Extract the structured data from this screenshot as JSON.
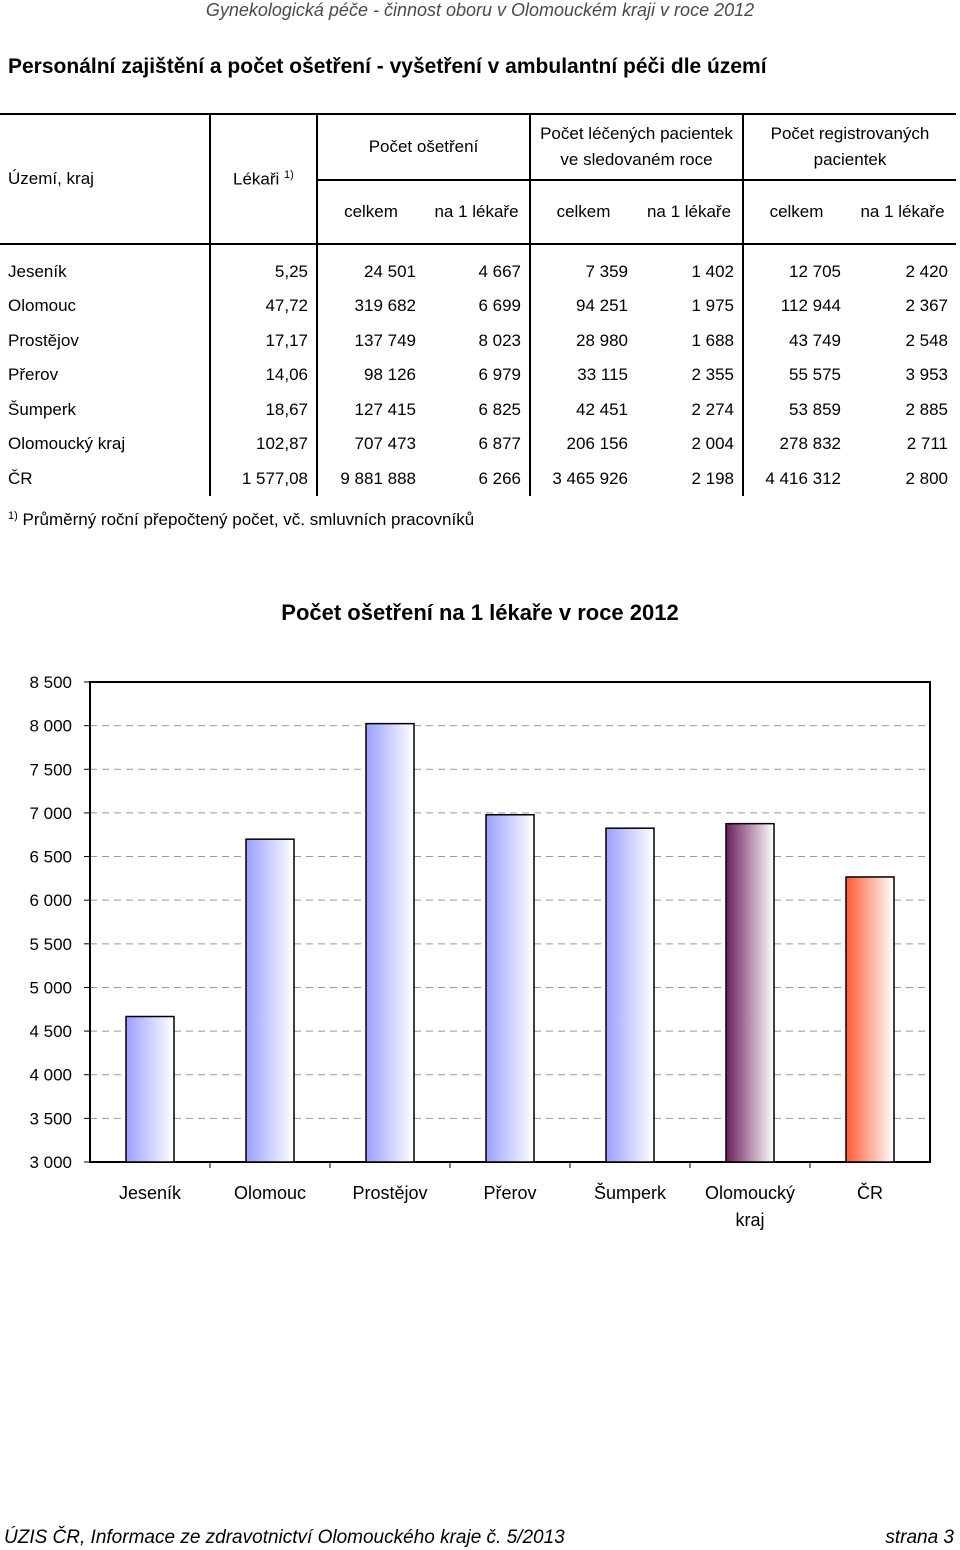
{
  "header": "Gynekologická péče - činnost oboru v Olomouckém kraji v roce 2012",
  "title": "Personální zajištění a počet ošetření - vyšetření v ambulantní péči dle území",
  "table": {
    "col_territory": "Území, kraj",
    "col_doctors": "Lékaři",
    "col_doctors_note": "1)",
    "group1": "Počet ošetření",
    "group2": "Počet léčených pacientek ve sledovaném roce",
    "group3": "Počet registrovaných pacientek",
    "sub_total": "celkem",
    "sub_per_doctor": "na 1 lékaře",
    "rows": [
      {
        "name": "Jeseník",
        "doctors": "5,25",
        "ot_total": "24 501",
        "ot_per": "4 667",
        "pt_total": "7 359",
        "pt_per": "1 402",
        "reg_total": "12 705",
        "reg_per": "2 420"
      },
      {
        "name": "Olomouc",
        "doctors": "47,72",
        "ot_total": "319 682",
        "ot_per": "6 699",
        "pt_total": "94 251",
        "pt_per": "1 975",
        "reg_total": "112 944",
        "reg_per": "2 367"
      },
      {
        "name": "Prostějov",
        "doctors": "17,17",
        "ot_total": "137 749",
        "ot_per": "8 023",
        "pt_total": "28 980",
        "pt_per": "1 688",
        "reg_total": "43 749",
        "reg_per": "2 548"
      },
      {
        "name": "Přerov",
        "doctors": "14,06",
        "ot_total": "98 126",
        "ot_per": "6 979",
        "pt_total": "33 115",
        "pt_per": "2 355",
        "reg_total": "55 575",
        "reg_per": "3 953"
      },
      {
        "name": "Šumperk",
        "doctors": "18,67",
        "ot_total": "127 415",
        "ot_per": "6 825",
        "pt_total": "42 451",
        "pt_per": "2 274",
        "reg_total": "53 859",
        "reg_per": "2 885"
      },
      {
        "name": "Olomoucký kraj",
        "doctors": "102,87",
        "ot_total": "707 473",
        "ot_per": "6 877",
        "pt_total": "206 156",
        "pt_per": "2 004",
        "reg_total": "278 832",
        "reg_per": "2 711"
      },
      {
        "name": "ČR",
        "doctors": "1 577,08",
        "ot_total": "9 881 888",
        "ot_per": "6 266",
        "pt_total": "3 465 926",
        "pt_per": "2 198",
        "reg_total": "4 416 312",
        "reg_per": "2 800"
      }
    ]
  },
  "footnote": {
    "mark": "1)",
    "text": "Průměrný roční přepočtený počet, vč. smluvních pracovníků"
  },
  "chart_data": {
    "type": "bar",
    "title": "Počet ošetření na 1 lékaře v roce 2012",
    "categories": [
      "Jeseník",
      "Olomouc",
      "Prostějov",
      "Přerov",
      "Šumperk",
      "Olomoucký kraj",
      "ČR"
    ],
    "category_lines": [
      [
        "Jeseník"
      ],
      [
        "Olomouc"
      ],
      [
        "Prostějov"
      ],
      [
        "Přerov"
      ],
      [
        "Šumperk"
      ],
      [
        "Olomoucký",
        "kraj"
      ],
      [
        "ČR"
      ]
    ],
    "values": [
      4667,
      6699,
      8023,
      6979,
      6825,
      6877,
      6266
    ],
    "ylim": [
      3000,
      8500
    ],
    "ytick_values": [
      3000,
      3500,
      4000,
      4500,
      5000,
      5500,
      6000,
      6500,
      7000,
      7500,
      8000,
      8500
    ],
    "ytick_labels": [
      "3 000",
      "3 500",
      "4 000",
      "4 500",
      "5 000",
      "5 500",
      "6 000",
      "6 500",
      "7 000",
      "7 500",
      "8 000",
      "8 500"
    ],
    "grid": "dashed horizontal",
    "bar_colors": [
      "#9aa0ff",
      "#9aa0ff",
      "#9aa0ff",
      "#9aa0ff",
      "#9aa0ff",
      "#6b1f5c",
      "#ff5a33"
    ]
  },
  "footer": {
    "left": "ÚZIS ČR, Informace ze zdravotnictví Olomouckého kraje č. 5/2013",
    "right": "strana 3"
  }
}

## [Directions for this task]
Transcribe the material exactly, leaving every picture out.

## [Problem solution]
Extract the structured data from this screenshot as JSON.
{
  "header": "Gynekologická péče - činnost oboru v Olomouckém kraji v roce 2012",
  "title": "Personální zajištění a počet ošetření - vyšetření v ambulantní péči dle území",
  "table": {
    "col_territory": "Území, kraj",
    "col_doctors": "Lékaři",
    "col_doctors_note": "1)",
    "group1": "Počet ošetření",
    "group2": "Počet léčených pacientek ve sledovaném roce",
    "group3": "Počet registrovaných pacientek",
    "sub_total": "celkem",
    "sub_per_doctor": "na 1 lékaře",
    "rows": [
      {
        "name": "Jeseník",
        "doctors": "5,25",
        "ot_total": "24 501",
        "ot_per": "4 667",
        "pt_total": "7 359",
        "pt_per": "1 402",
        "reg_total": "12 705",
        "reg_per": "2 420"
      },
      {
        "name": "Olomouc",
        "doctors": "47,72",
        "ot_total": "319 682",
        "ot_per": "6 699",
        "pt_total": "94 251",
        "pt_per": "1 975",
        "reg_total": "112 944",
        "reg_per": "2 367"
      },
      {
        "name": "Prostějov",
        "doctors": "17,17",
        "ot_total": "137 749",
        "ot_per": "8 023",
        "pt_total": "28 980",
        "pt_per": "1 688",
        "reg_total": "43 749",
        "reg_per": "2 548"
      },
      {
        "name": "Přerov",
        "doctors": "14,06",
        "ot_total": "98 126",
        "ot_per": "6 979",
        "pt_total": "33 115",
        "pt_per": "2 355",
        "reg_total": "55 575",
        "reg_per": "3 953"
      },
      {
        "name": "Šumperk",
        "doctors": "18,67",
        "ot_total": "127 415",
        "ot_per": "6 825",
        "pt_total": "42 451",
        "pt_per": "2 274",
        "reg_total": "53 859",
        "reg_per": "2 885"
      },
      {
        "name": "Olomoucký kraj",
        "doctors": "102,87",
        "ot_total": "707 473",
        "ot_per": "6 877",
        "pt_total": "206 156",
        "pt_per": "2 004",
        "reg_total": "278 832",
        "reg_per": "2 711"
      },
      {
        "name": "ČR",
        "doctors": "1 577,08",
        "ot_total": "9 881 888",
        "ot_per": "6 266",
        "pt_total": "3 465 926",
        "pt_per": "2 198",
        "reg_total": "4 416 312",
        "reg_per": "2 800"
      }
    ]
  },
  "footnote": {
    "mark": "1)",
    "text": "Průměrný roční přepočtený počet, vč. smluvních pracovníků"
  },
  "chart_data": {
    "type": "bar",
    "title": "Počet ošetření na 1 lékaře v roce 2012",
    "categories": [
      "Jeseník",
      "Olomouc",
      "Prostějov",
      "Přerov",
      "Šumperk",
      "Olomoucký kraj",
      "ČR"
    ],
    "category_lines": [
      [
        "Jeseník"
      ],
      [
        "Olomouc"
      ],
      [
        "Prostějov"
      ],
      [
        "Přerov"
      ],
      [
        "Šumperk"
      ],
      [
        "Olomoucký",
        "kraj"
      ],
      [
        "ČR"
      ]
    ],
    "values": [
      4667,
      6699,
      8023,
      6979,
      6825,
      6877,
      6266
    ],
    "ylim": [
      3000,
      8500
    ],
    "ytick_values": [
      3000,
      3500,
      4000,
      4500,
      5000,
      5500,
      6000,
      6500,
      7000,
      7500,
      8000,
      8500
    ],
    "ytick_labels": [
      "3 000",
      "3 500",
      "4 000",
      "4 500",
      "5 000",
      "5 500",
      "6 000",
      "6 500",
      "7 000",
      "7 500",
      "8 000",
      "8 500"
    ],
    "grid": "dashed horizontal",
    "bar_colors": [
      "#9aa0ff",
      "#9aa0ff",
      "#9aa0ff",
      "#9aa0ff",
      "#9aa0ff",
      "#6b1f5c",
      "#ff5a33"
    ]
  },
  "footer": {
    "left": "ÚZIS ČR, Informace ze zdravotnictví Olomouckého kraje č. 5/2013",
    "right": "strana 3"
  }
}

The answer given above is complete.